• **Exercise**
The data must be returned in full and exactly as given.

[Data records]

Begin

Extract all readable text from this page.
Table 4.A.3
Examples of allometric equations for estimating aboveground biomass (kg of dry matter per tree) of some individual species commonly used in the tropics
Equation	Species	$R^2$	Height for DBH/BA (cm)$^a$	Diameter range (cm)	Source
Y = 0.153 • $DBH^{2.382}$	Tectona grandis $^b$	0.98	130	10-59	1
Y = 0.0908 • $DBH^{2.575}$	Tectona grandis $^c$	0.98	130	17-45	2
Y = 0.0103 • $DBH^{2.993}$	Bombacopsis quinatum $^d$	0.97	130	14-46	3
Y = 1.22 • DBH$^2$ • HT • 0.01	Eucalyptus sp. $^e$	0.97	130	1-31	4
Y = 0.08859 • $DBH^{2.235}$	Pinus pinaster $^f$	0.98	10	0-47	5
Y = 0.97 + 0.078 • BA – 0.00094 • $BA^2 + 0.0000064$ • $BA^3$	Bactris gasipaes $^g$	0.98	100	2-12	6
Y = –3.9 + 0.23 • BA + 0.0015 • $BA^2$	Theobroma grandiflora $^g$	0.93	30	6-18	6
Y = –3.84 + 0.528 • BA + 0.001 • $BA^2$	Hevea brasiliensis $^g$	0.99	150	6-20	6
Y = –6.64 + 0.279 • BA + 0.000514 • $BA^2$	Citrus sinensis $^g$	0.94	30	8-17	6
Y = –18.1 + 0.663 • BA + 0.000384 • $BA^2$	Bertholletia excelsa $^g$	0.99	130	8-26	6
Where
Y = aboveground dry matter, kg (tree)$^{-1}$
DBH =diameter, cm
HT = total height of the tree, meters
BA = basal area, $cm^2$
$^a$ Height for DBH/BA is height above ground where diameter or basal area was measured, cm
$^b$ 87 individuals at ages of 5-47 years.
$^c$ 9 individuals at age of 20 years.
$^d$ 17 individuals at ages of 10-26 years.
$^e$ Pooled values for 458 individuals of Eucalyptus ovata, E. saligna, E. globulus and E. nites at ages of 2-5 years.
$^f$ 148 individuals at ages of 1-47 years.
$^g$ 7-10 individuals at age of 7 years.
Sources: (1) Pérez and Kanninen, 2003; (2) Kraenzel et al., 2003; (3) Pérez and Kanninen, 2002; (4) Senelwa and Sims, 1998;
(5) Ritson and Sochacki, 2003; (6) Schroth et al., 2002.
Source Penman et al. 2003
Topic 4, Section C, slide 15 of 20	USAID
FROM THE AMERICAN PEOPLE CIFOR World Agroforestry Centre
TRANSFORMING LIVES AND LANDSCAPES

End

• **Exercise response**
Extract all readable text from this page.
Table 4.A.3
Examples of allometric equations for estimating aboveground biomass (kg of dry matter per tree) of some individual species commonly used in the tropics
Equation	Species	$R^2$	Height for DBH/BA (cm)$^a$	Diameter range (cm)	Source
Y = 0.153 • $DBH^{2.382}$	Tectona grandis $^b$	0.98	130	10-59	1
Y = 0.0908 • $DBH^{2.575}$	Tectona grandis $^c$	0.98	130	17-45	2
Y = 0.0103 • $DBH^{2.993}$	Bombacopsis quinatum $^d$	0.97	130	14-46	3
Y = 1.22 • DBH$^2$ • HT • 0.01	Eucalyptus sp. $^e$	0.97	130	1-31	4
Y = 0.08859 • $DBH^{2.235}$	Pinus pinaster $^f$	0.98	10	0-47	5
Y = 0.97 + 0.078 • BA – 0.00094 • $BA^2 + 0.0000064$ • $BA^3$	Bactris gasipaes $^g$	0.98	100	2-12	6
Y = –3.9 + 0.23 • BA + 0.0015 • $BA^2$	Theobroma grandiflora $^g$	0.93	30	6-18	6
Y = –3.84 + 0.528 • BA + 0.001 • $BA^2$	Hevea brasiliensis $^g$	0.99	150	6-20	6
Y = –6.64 + 0.279 • BA + 0.000514 • $BA^2$	Citrus sinensis $^g$	0.94	30	8-17	6
Y = –18.1 + 0.663 • BA + 0.000384 • $BA^2$	Bertholletia excelsa $^g$	0.99	130	8-26	6
Where
Y = aboveground dry matter, kg (tree)$^{-1}$
DBH =diameter, cm
HT = total height of the tree, meters
BA = basal area, $cm^2$
$^a$ Height for DBH/BA is height above ground where diameter or basal area was measured, cm
$^b$ 87 individuals at ages of 5-47 years.
$^c$ 9 individuals at age of 20 years.
$^d$ 17 individuals at ages of 10-26 years.
$^e$ Pooled values for 458 individuals of Eucalyptus ovata, E. saligna, E. globulus and E. nites at ages of 2-5 years.
$^f$ 148 individuals at ages of 1-47 years.
$^g$ 7-10 individuals at age of 7 years.
Sources: (1) Pérez and Kanninen, 2003; (2) Kraenzel et al., 2003; (3) Pérez and Kanninen, 2002; (4) Senelwa and Sims, 1998;
(5) Ritson and Sochacki, 2003; (6) Schroth et al., 2002.
Source Penman et al. 2003
Topic 4, Section C, slide 15 of 20	USAID
FROM THE AMERICAN PEOPLE CIFOR World Agroforestry Centre
TRANSFORMING LIVES AND LANDSCAPES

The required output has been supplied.